[START Records shown]

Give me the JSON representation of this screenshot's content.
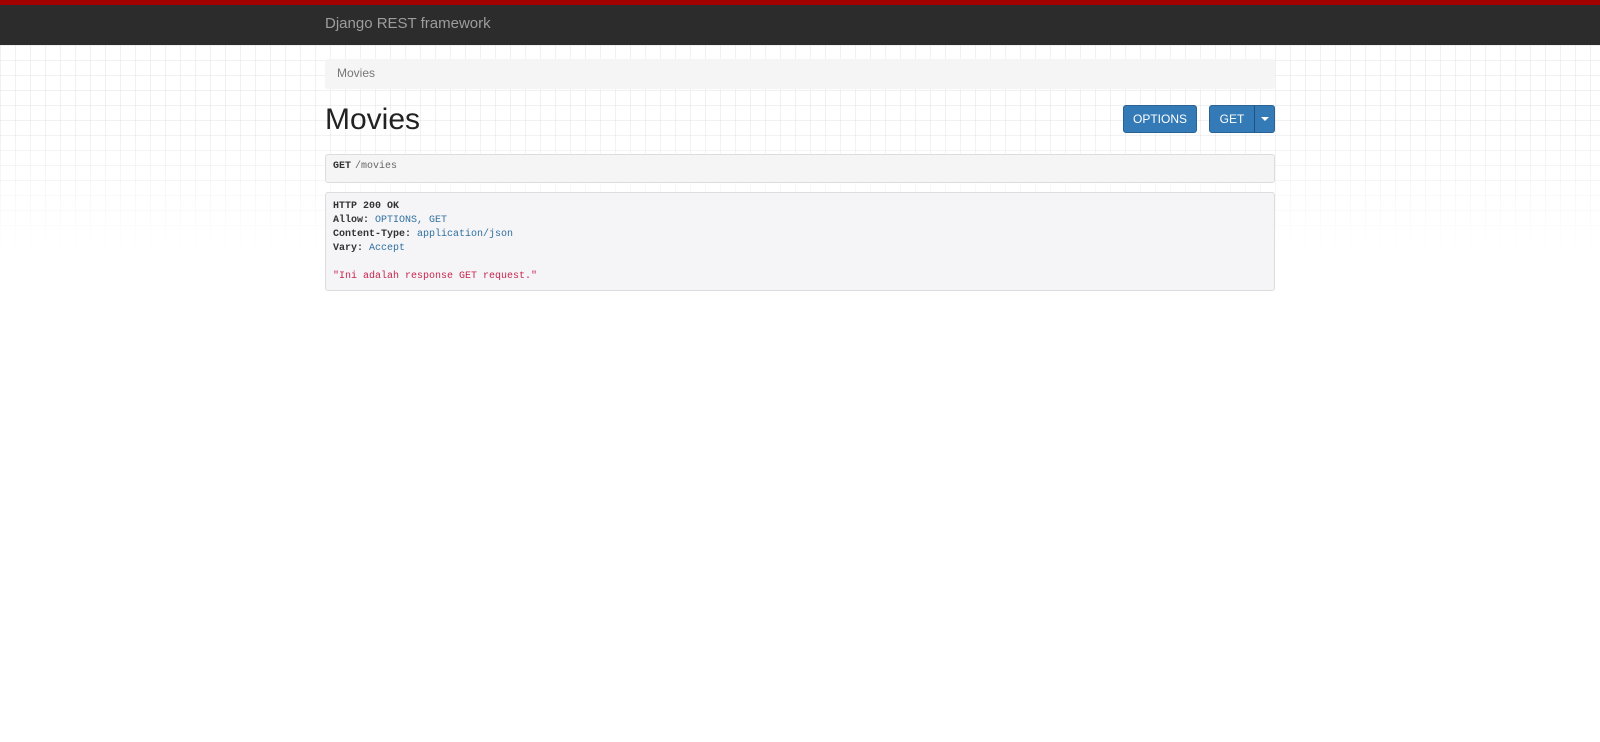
{
  "navbar": {
    "brand": "Django REST framework"
  },
  "breadcrumb": {
    "items": [
      "Movies"
    ]
  },
  "page": {
    "title": "Movies"
  },
  "buttons": {
    "options_label": "OPTIONS",
    "get_label": "GET"
  },
  "request": {
    "method": "GET",
    "path": "/movies"
  },
  "response": {
    "status_line": "HTTP 200 OK",
    "headers": [
      {
        "name": "Allow:",
        "value": "OPTIONS, GET"
      },
      {
        "name": "Content-Type:",
        "value": "application/json"
      },
      {
        "name": "Vary:",
        "value": "Accept"
      }
    ],
    "body": "\"Ini adalah response GET request.\""
  },
  "colors": {
    "accent_bar": "#a30000",
    "navbar_bg": "#2c2c2c",
    "button_primary": "#337ab7",
    "header_value": "#2f6f9f",
    "body_string": "#c7254e"
  }
}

[END Records shown]

Go through the records above, find every line with the word "OPTIONS", and list those lines.

Task result
    "options_label": "OPTIONS",
        "value": "OPTIONS, GET"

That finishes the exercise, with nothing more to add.